__Aim of the task__
Copy the data precisely, character for character, and leave out every picture.

__Given data__
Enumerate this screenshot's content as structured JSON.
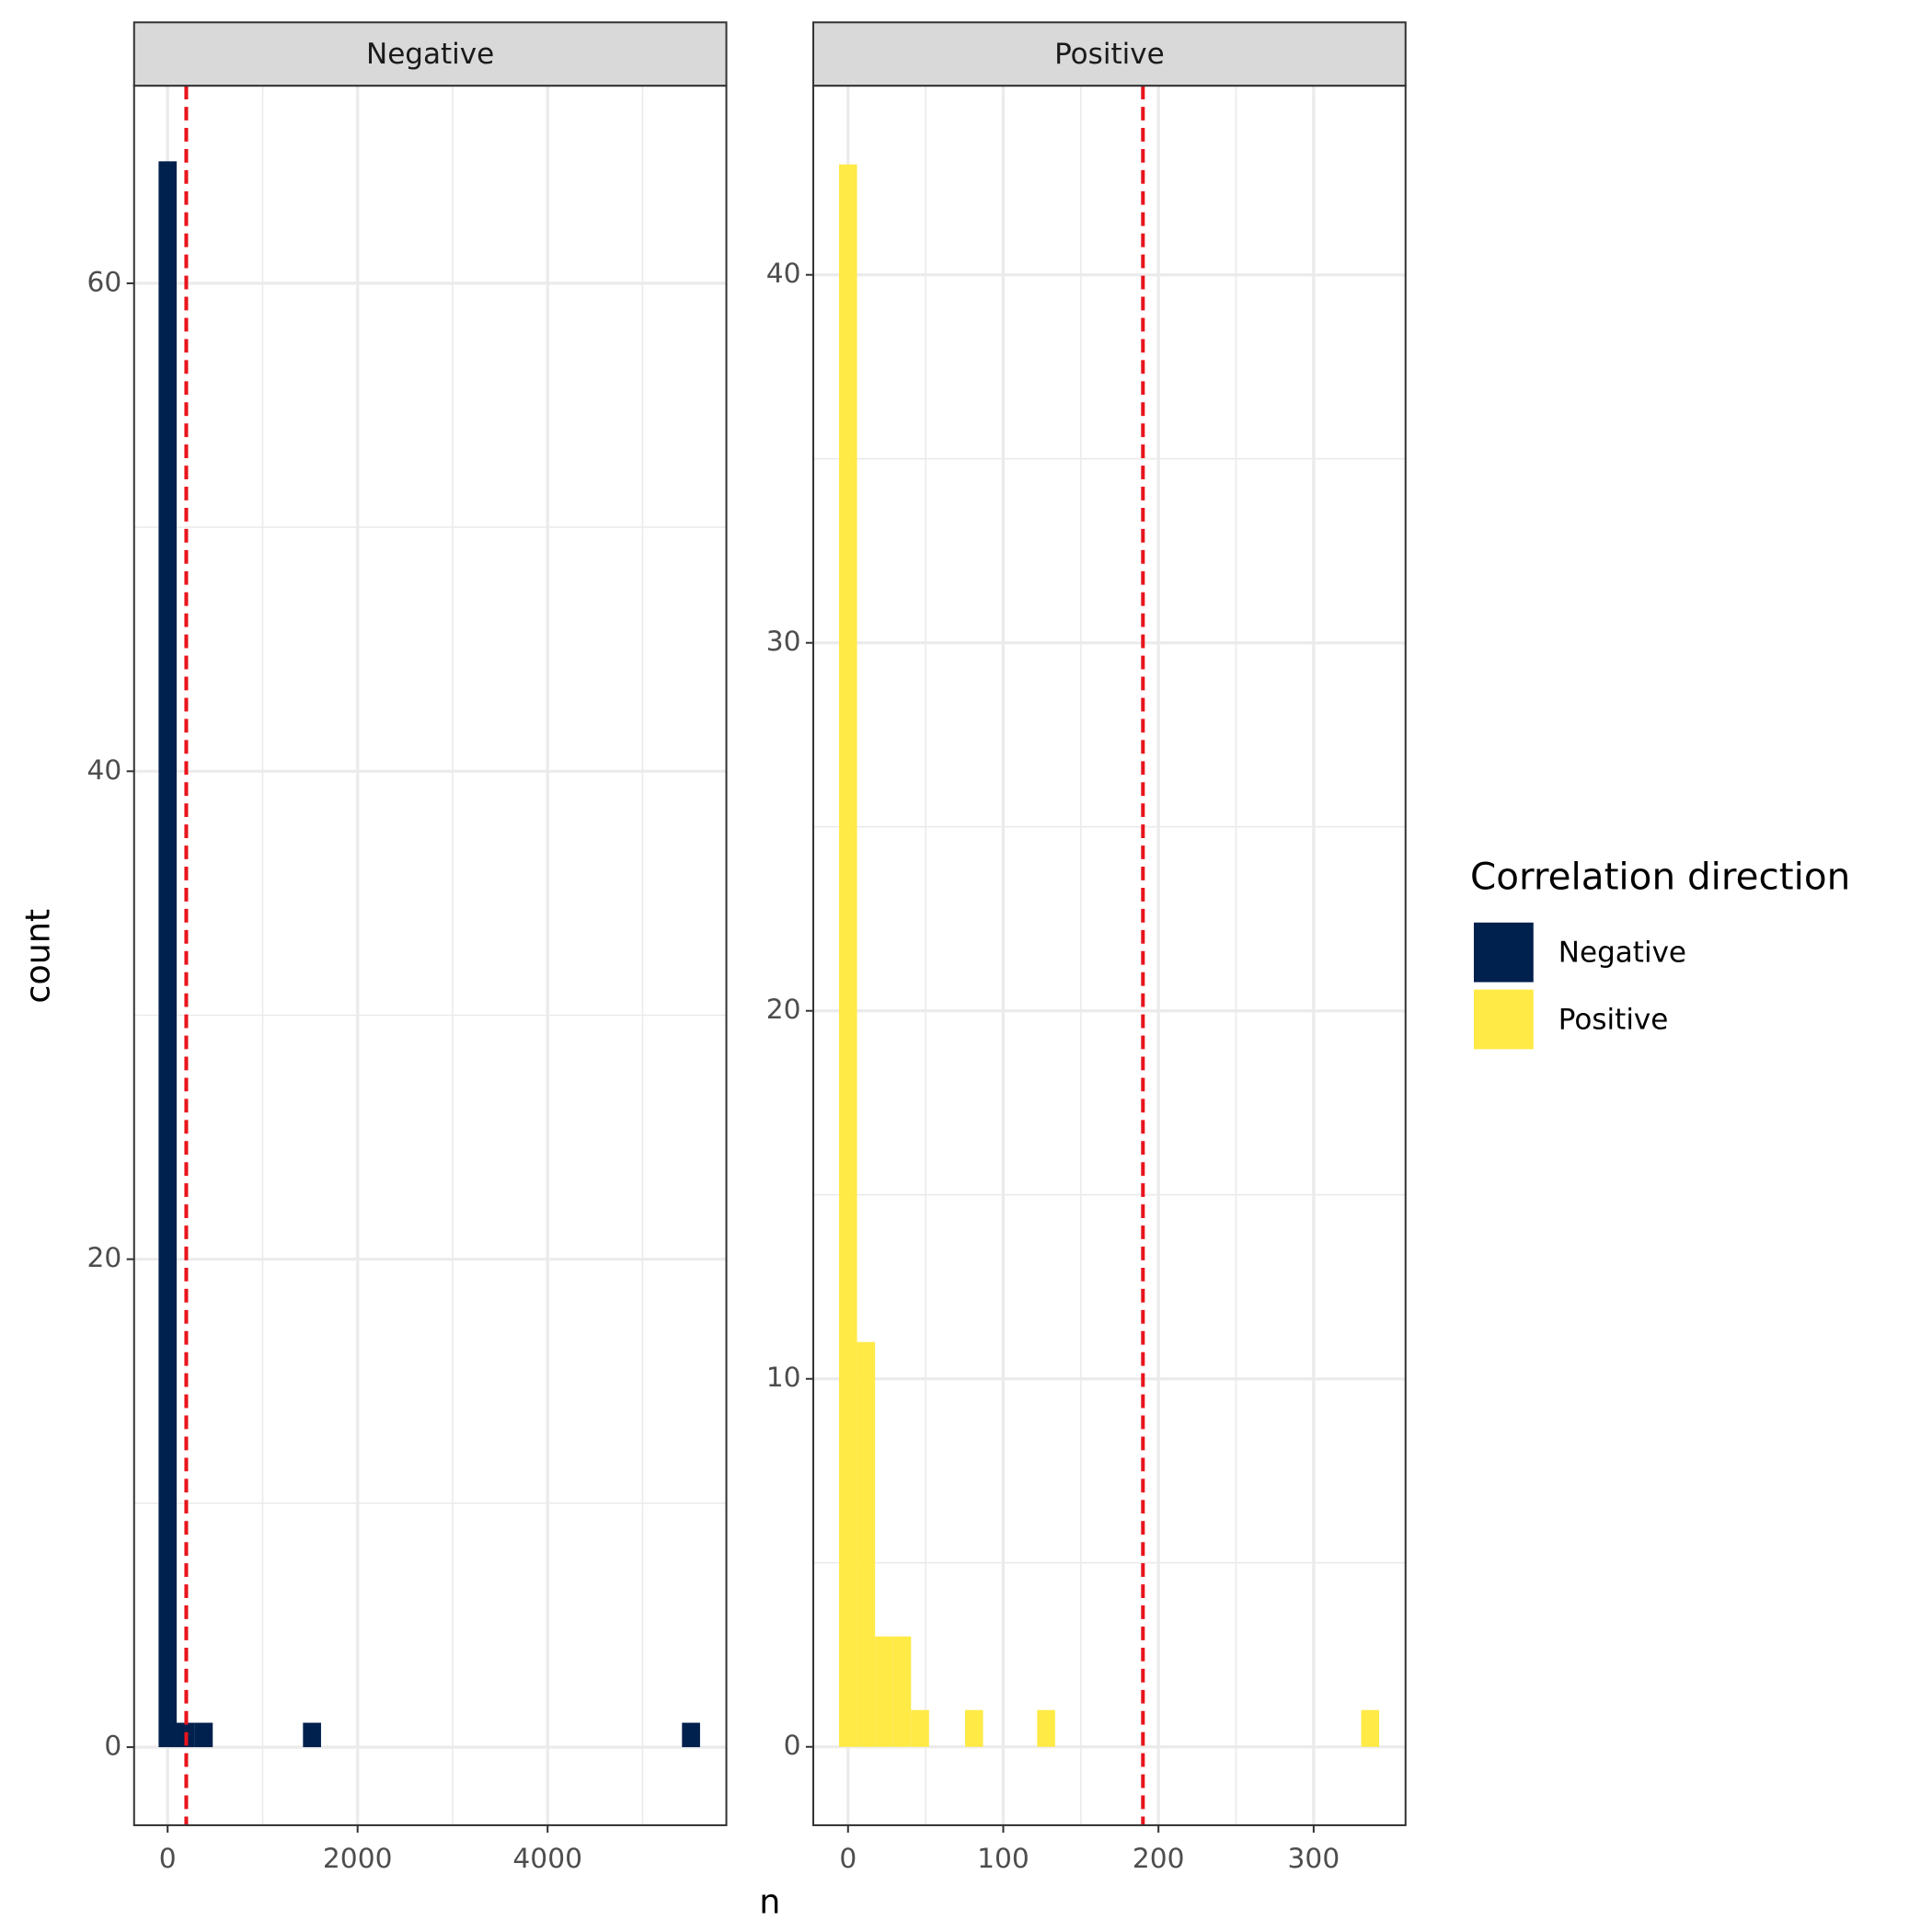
{
  "figure": {
    "xlabel": "n",
    "ylabel": "count",
    "legend_title": "Correlation direction"
  },
  "chart_data": [
    {
      "type": "histogram",
      "title": "Negative",
      "color": "#00204d",
      "bins": [
        -95,
        95,
        285,
        475,
        665,
        855,
        1045,
        1235,
        1425,
        1615,
        1805,
        1995,
        2185,
        2375,
        2565,
        2755,
        2945,
        3135,
        3325,
        3515,
        3705,
        3895,
        4085,
        4275,
        4465,
        4655,
        4845,
        5035,
        5225,
        5415,
        5605
      ],
      "counts": [
        65,
        1,
        1,
        0,
        0,
        0,
        0,
        0,
        1,
        0,
        0,
        0,
        0,
        0,
        0,
        0,
        0,
        0,
        0,
        0,
        0,
        0,
        0,
        0,
        0,
        0,
        0,
        0,
        0,
        1
      ],
      "xlim": [
        -353,
        5882
      ],
      "xticks": [
        0,
        2000,
        4000
      ],
      "minor_xticks": [
        1000,
        3000,
        5000
      ],
      "ylim": [
        -3.2,
        68.1
      ],
      "yticks": [
        0,
        20,
        40,
        60
      ],
      "minor_yticks": [
        10,
        30,
        50
      ],
      "vline": 196,
      "vline_color": "#e8141c",
      "grid": true
    },
    {
      "type": "histogram",
      "title": "Positive",
      "color": "#ffea46",
      "bins": [
        -5.8,
        5.8,
        17.4,
        29,
        40.6,
        52.2,
        63.8,
        75.4,
        87,
        98.6,
        110.2,
        121.8,
        133.4,
        145,
        156.6,
        168.2,
        179.8,
        191.4,
        203,
        214.6,
        226.2,
        237.8,
        249.4,
        261,
        272.6,
        284.2,
        295.8,
        307.4,
        319,
        330.6,
        342.2
      ],
      "counts": [
        43,
        11,
        3,
        3,
        1,
        0,
        0,
        1,
        0,
        0,
        0,
        1,
        0,
        0,
        0,
        0,
        0,
        0,
        0,
        0,
        0,
        0,
        0,
        0,
        0,
        0,
        0,
        0,
        0,
        1
      ],
      "xlim": [
        -22.4,
        359.2
      ],
      "xticks": [
        0,
        100,
        200,
        300
      ],
      "minor_xticks": [
        50,
        150,
        250
      ],
      "ylim": [
        -2.13,
        45.14
      ],
      "yticks": [
        0,
        10,
        20,
        30,
        40
      ],
      "minor_yticks": [
        5,
        15,
        25,
        35
      ],
      "vline": 190,
      "vline_color": "#e8141c",
      "grid": true
    }
  ]
}
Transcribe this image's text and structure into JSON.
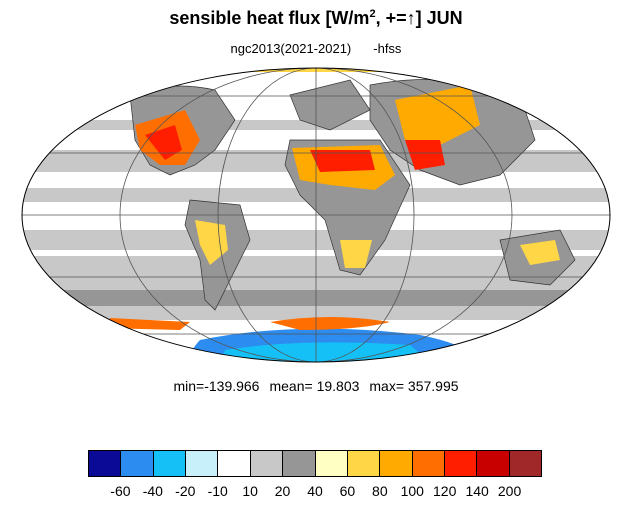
{
  "title": {
    "main": "sensible heat flux [W/m",
    "sup": "2",
    "after": ", +=",
    "arrow": "↑",
    "close": "]  JUN"
  },
  "subtitle": {
    "run": "ngc2013(2021-2021)",
    "var": "-hfss"
  },
  "stats": {
    "min": "min=-139.966",
    "mean": "mean=  19.803",
    "max": "max= 357.995"
  },
  "colorbar": {
    "colors": [
      "#0a0a96",
      "#2c8cf0",
      "#14c0f5",
      "#c8f0fa",
      "#ffffff",
      "#c8c8c8",
      "#969696",
      "#ffffc4",
      "#ffd646",
      "#ffaa00",
      "#ff6e00",
      "#ff1e00",
      "#c80000",
      "#a02828"
    ],
    "labels": [
      "-60",
      "-40",
      "-20",
      "-10",
      "10",
      "20",
      "40",
      "60",
      "80",
      "100",
      "120",
      "140",
      "200"
    ]
  },
  "map": {
    "projection": "mollweide",
    "ocean_color": "#c8c8c8",
    "land_color": "#969696",
    "coast_color": "#333333",
    "grid_color": "#555555"
  }
}
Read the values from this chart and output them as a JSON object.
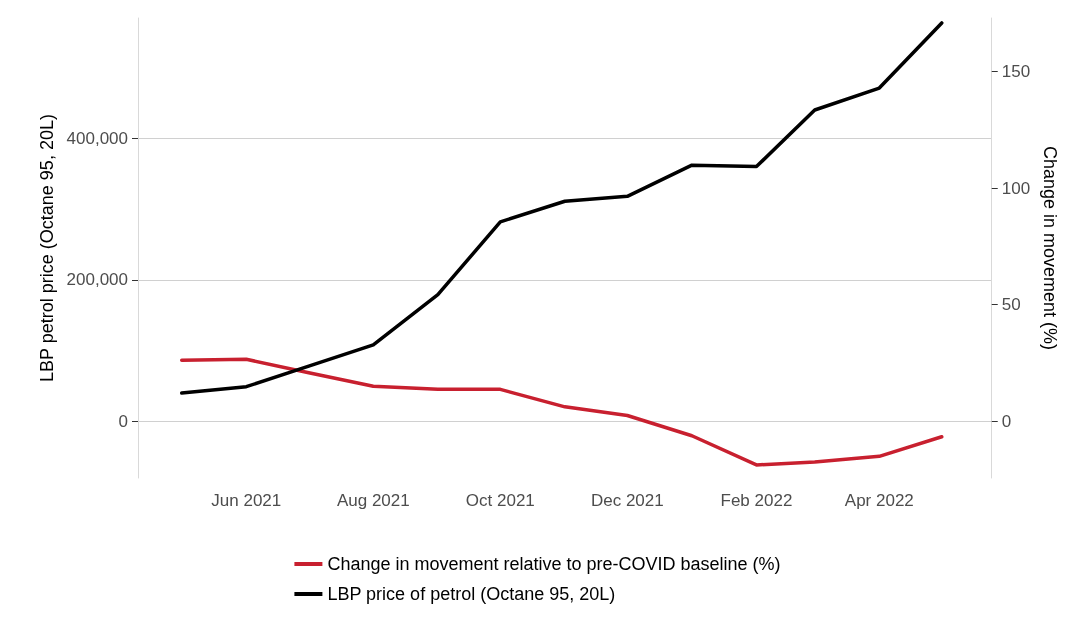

__Result__
Enumerate this screenshot's content as structured JSON.
{
  "figure": {
    "xlabel": "n",
    "ylabel": "count",
    "legend_title": "Correlation direction"
  },
  "chart_data": [
    {
      "type": "histogram",
      "title": "Negative",
      "color": "#00204d",
      "bins": [
        -95,
        95,
        285,
        475,
        665,
        855,
        1045,
        1235,
        1425,
        1615,
        1805,
        1995,
        2185,
        2375,
        2565,
        2755,
        2945,
        3135,
        3325,
        3515,
        3705,
        3895,
        4085,
        4275,
        4465,
        4655,
        4845,
        5035,
        5225,
        5415,
        5605
      ],
      "counts": [
        65,
        1,
        1,
        0,
        0,
        0,
        0,
        0,
        1,
        0,
        0,
        0,
        0,
        0,
        0,
        0,
        0,
        0,
        0,
        0,
        0,
        0,
        0,
        0,
        0,
        0,
        0,
        0,
        0,
        1
      ],
      "xlim": [
        -353,
        5882
      ],
      "xticks": [
        0,
        2000,
        4000
      ],
      "minor_xticks": [
        1000,
        3000,
        5000
      ],
      "ylim": [
        -3.2,
        68.1
      ],
      "yticks": [
        0,
        20,
        40,
        60
      ],
      "minor_yticks": [
        10,
        30,
        50
      ],
      "vline": 196,
      "vline_color": "#e8141c",
      "grid": true
    },
    {
      "type": "histogram",
      "title": "Positive",
      "color": "#ffea46",
      "bins": [
        -5.8,
        5.8,
        17.4,
        29,
        40.6,
        52.2,
        63.8,
        75.4,
        87,
        98.6,
        110.2,
        121.8,
        133.4,
        145,
        156.6,
        168.2,
        179.8,
        191.4,
        203,
        214.6,
        226.2,
        237.8,
        249.4,
        261,
        272.6,
        284.2,
        295.8,
        307.4,
        319,
        330.6,
        342.2
      ],
      "counts": [
        43,
        11,
        3,
        3,
        1,
        0,
        0,
        1,
        0,
        0,
        0,
        1,
        0,
        0,
        0,
        0,
        0,
        0,
        0,
        0,
        0,
        0,
        0,
        0,
        0,
        0,
        0,
        0,
        0,
        1
      ],
      "xlim": [
        -22.4,
        359.2
      ],
      "xticks": [
        0,
        100,
        200,
        300
      ],
      "minor_xticks": [
        50,
        150,
        250
      ],
      "ylim": [
        -2.13,
        45.14
      ],
      "yticks": [
        0,
        10,
        20,
        30,
        40
      ],
      "minor_yticks": [
        5,
        15,
        25,
        35
      ],
      "vline": 190,
      "vline_color": "#e8141c",
      "grid": true
    }
  ]
}
Transcribe this image's text and structure into JSON.
{
  "title": {
    "main": "sensible heat flux [W/m",
    "sup": "2",
    "after": ", +=",
    "arrow": "↑",
    "close": "]  JUN"
  },
  "subtitle": {
    "run": "ngc2013(2021-2021)",
    "var": "-hfss"
  },
  "stats": {
    "min": "min=-139.966",
    "mean": "mean=  19.803",
    "max": "max= 357.995"
  },
  "colorbar": {
    "colors": [
      "#0a0a96",
      "#2c8cf0",
      "#14c0f5",
      "#c8f0fa",
      "#ffffff",
      "#c8c8c8",
      "#969696",
      "#ffffc4",
      "#ffd646",
      "#ffaa00",
      "#ff6e00",
      "#ff1e00",
      "#c80000",
      "#a02828"
    ],
    "labels": [
      "-60",
      "-40",
      "-20",
      "-10",
      "10",
      "20",
      "40",
      "60",
      "80",
      "100",
      "120",
      "140",
      "200"
    ]
  },
  "map": {
    "projection": "mollweide",
    "ocean_color": "#c8c8c8",
    "land_color": "#969696",
    "coast_color": "#333333",
    "grid_color": "#555555"
  }
}
Read the values from this chart and output them as a JSON object.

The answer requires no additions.